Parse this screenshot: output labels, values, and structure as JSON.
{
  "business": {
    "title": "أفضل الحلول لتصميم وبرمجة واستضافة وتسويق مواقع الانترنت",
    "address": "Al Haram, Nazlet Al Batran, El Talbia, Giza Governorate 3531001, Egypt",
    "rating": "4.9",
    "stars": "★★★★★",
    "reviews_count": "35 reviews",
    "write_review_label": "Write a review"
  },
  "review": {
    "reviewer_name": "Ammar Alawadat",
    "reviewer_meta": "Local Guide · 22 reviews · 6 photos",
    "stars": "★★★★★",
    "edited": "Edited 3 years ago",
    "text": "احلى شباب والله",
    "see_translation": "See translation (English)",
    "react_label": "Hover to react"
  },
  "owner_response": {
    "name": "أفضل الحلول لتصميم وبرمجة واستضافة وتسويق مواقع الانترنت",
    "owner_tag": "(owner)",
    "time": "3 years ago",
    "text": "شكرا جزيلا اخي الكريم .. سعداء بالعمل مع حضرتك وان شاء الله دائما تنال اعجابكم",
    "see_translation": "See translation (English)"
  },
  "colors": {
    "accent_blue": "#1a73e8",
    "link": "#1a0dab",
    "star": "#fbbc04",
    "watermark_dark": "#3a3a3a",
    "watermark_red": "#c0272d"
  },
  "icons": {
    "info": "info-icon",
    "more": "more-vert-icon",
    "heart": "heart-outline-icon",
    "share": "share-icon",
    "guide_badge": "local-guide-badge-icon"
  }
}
________
Show all lines above holding "reviews".

*SOLUTION FOR THIS EXERCISE*:
    "reviews_count": "35 reviews",
    "reviewer_meta": "Local Guide · 22 reviews · 6 photos",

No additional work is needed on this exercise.